* [引用文]
□ □ □ □ □

一枚のはがきがもたらした鹿児島と青森の縁
鹿児島県さつま町は、南九州最大の大河である川内川が町の中心を流れ、初夏になるとホタルが飛び交う風光明媚な土地です。基幹産業は農業で、米やトマト、里芋、カボチャ、南高梅、ミカン、キンカン、タケノコなど、多彩な品目が栽培されています。
一方、青森県鶴田町は津軽平野の中央に位置しており、農業では稲作とリンゴ、フドウ栽培が盛んな地域。フドウ品種のスチューベンは、作付面積・生産量ともに日本一位です。
2つの町は九州の南側と本州の北端エリアと遠く離れていますが、平成9年には姉妹盟約を、平成22年には友好交流協定を締結して交流を重ねてきました。きっかけは、一枚のハガキがもたらした小さな偶然からです。
さつま町は平成17年に旧宮之城町と旧鶴田町、旧薩摩町が合併して誕生した町です。さつま町の一部(旧鶴田町)エリアは、かつては青森県鶴田町と同じ町名だったことから、平成4年に鹿児島の鶴田町役場が送った税務の通知ハガキが、配達不能で返送される際に誤って青森県鶴田町に届いてしまったとのこと。それがきっかけとなり交流が始まりました。
お互いの祭りに特産品を持って行って販売したり、さつま町(旧鶴田町)の五ツ太鼓祭りを教えに行ったり、青森のねぶたを寄贈されたり、人や特産品、文化の往来がありました。
「私は旧鶴田町役場時代に、物産館を担当していました。青森県鶴田町のリンゴを扱っている中で向こうの農家さんの人手不足や苦労を知るようになりました。私が住んでいる地域の定例会メンバーで2年に一回旅行をしていたのですが、『せっかくなら普通の旅行じゃないことを企画しよう』『青森のリンゴ農家さんが人手不足なら手伝いに行こう』と収穫応援旅行をすることになりました。」(さつま町むつみ会援農協議会 寺脇さん)

□ □ □ □ □

* [提供資料]
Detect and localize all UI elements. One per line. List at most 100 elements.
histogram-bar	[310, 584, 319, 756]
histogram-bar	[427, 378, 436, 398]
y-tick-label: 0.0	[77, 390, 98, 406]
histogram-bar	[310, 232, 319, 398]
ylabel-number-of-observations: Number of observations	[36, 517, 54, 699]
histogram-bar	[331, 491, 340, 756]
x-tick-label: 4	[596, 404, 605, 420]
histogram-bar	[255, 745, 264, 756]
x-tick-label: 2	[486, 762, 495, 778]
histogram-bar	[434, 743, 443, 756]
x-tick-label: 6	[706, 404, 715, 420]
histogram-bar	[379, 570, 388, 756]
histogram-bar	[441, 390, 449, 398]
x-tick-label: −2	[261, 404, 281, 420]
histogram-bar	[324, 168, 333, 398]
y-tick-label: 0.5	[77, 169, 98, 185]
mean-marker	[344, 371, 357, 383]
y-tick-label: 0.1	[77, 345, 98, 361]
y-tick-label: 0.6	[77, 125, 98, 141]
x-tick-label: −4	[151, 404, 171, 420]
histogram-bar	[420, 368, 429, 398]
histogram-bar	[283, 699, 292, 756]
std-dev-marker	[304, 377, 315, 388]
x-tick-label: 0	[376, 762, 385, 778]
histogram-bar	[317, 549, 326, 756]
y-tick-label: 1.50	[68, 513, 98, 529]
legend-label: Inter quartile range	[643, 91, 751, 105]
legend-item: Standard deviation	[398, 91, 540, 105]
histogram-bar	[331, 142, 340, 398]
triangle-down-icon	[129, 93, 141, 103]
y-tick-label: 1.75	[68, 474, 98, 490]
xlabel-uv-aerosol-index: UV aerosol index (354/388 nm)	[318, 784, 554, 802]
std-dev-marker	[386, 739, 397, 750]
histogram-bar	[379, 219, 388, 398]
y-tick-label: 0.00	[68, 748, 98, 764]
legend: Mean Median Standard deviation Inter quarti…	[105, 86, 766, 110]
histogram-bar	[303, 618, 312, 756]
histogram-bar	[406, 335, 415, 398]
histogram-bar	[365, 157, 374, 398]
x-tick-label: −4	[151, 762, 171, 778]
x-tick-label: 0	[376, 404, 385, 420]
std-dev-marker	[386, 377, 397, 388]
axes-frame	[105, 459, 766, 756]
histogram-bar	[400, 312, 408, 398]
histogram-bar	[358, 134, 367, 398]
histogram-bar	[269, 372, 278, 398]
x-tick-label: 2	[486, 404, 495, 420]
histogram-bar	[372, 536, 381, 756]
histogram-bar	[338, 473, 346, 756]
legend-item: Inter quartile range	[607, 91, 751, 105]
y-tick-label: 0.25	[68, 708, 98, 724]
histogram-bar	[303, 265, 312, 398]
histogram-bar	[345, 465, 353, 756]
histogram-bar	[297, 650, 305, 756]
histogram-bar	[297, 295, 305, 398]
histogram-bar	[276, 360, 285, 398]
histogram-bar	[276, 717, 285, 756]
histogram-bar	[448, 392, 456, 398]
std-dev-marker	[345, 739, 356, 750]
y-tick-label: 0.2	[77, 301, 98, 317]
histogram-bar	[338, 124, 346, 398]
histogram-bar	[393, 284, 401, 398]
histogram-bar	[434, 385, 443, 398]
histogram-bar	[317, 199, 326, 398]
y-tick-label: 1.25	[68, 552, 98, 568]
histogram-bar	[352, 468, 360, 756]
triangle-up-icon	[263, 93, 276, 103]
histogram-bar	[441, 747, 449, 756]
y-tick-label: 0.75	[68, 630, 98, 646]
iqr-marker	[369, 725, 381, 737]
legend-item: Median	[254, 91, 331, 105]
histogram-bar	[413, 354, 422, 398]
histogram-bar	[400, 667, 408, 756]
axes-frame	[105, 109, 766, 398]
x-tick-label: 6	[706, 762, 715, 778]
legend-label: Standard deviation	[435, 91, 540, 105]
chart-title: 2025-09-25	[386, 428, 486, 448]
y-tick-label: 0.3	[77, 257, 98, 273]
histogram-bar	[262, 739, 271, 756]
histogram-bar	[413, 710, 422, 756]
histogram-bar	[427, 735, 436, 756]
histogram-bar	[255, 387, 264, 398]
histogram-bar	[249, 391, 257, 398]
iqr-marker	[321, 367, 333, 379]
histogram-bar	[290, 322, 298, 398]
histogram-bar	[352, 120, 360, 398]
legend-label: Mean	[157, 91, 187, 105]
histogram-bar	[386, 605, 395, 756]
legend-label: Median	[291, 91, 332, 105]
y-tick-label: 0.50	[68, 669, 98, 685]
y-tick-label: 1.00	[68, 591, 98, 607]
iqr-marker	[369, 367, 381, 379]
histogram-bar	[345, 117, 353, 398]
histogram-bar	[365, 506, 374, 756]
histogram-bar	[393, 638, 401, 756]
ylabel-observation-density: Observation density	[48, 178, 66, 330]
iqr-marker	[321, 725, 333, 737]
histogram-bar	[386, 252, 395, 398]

□ □ □ □ □

* [課題]
(a) 引用文でさつま町の栽培品目として挙げられているものを、すべて書き出してください。
(b) エントリの最初の行から「748, 98, 764]」を含む行までの部分を、両端の行も含めて、「番号」と「行」の2列のMarkdown表として示すこと。空行は除き、この部分以外は含めない。

* [解答]
(a) 米、トマト、里芋、カボチャ、南高梅、ミカン、キンカン、タケノコ

(b)
| 番号 | 行 |
|---|---|
| 1 | Detect and localize all UI elements. One per line. List at most 100 elements. |
| 2 | histogram-bar	[310, 584, 319, 756] |
| 3 | histogram-bar	[427, 378, 436, 398] |
| 4 | y-tick-label: 0.0	[77, 390, 98, 406] |
| 5 | histogram-bar	[310, 232, 319, 398] |
| 6 | ylabel-number-of-observations: Number of observations	[36, 517, 54, 699] |
| 7 | histogram-bar	[331, 491, 340, 756] |
| 8 | x-tick-label: 4	[596, 404, 605, 420] |
| 9 | histogram-bar	[255, 745, 264, 756] |
| 10 | x-tick-label: 2	[486, 762, 495, 778] |
| 11 | histogram-bar	[434, 743, 443, 756] |
| 12 | x-tick-label: 6	[706, 404, 715, 420] |
| 13 | histogram-bar	[379, 570, 388, 756] |
| 14 | histogram-bar	[441, 390, 449, 398] |
| 15 | x-tick-label: −2	[261, 404, 281, 420] |
| 16 | histogram-bar	[324, 168, 333, 398] |
| 17 | y-tick-label: 0.5	[77, 169, 98, 185] |
| 18 | mean-marker	[344, 371, 357, 383] |
| 19 | y-tick-label: 0.1	[77, 345, 98, 361] |
| 20 | y-tick-label: 0.6	[77, 125, 98, 141] |
| 21 | x-tick-label: −4	[151, 404, 171, 420] |
| 22 | histogram-bar	[420, 368, 429, 398] |
| 23 | histogram-bar	[283, 699, 292, 756] |
| 24 | std-dev-marker	[304, 377, 315, 388] |
| 25 | x-tick-label: 0	[376, 762, 385, 778] |
| 26 | histogram-bar	[317, 549, 326, 756] |
| 27 | y-tick-label: 1.50	[68, 513, 98, 529] |
| 28 | legend-label: Inter quartile range	[643, 91, 751, 105] |
| 29 | legend-item: Standard deviation	[398, 91, 540, 105] |
| 30 | histogram-bar	[331, 142, 340, 398] |
| 31 | triangle-down-icon	[129, 93, 141, 103] |
| 32 | y-tick-label: 1.75	[68, 474, 98, 490] |
| 33 | xlabel-uv-aerosol-index: UV aerosol index (354/388 nm)	[318, 784, 554, 802] |
| 34 | std-dev-marker	[386, 739, 397, 750] |
| 35 | histogram-bar	[379, 219, 388, 398] |
| 36 | y-tick-label: 0.00	[68, 748, 98, 764] |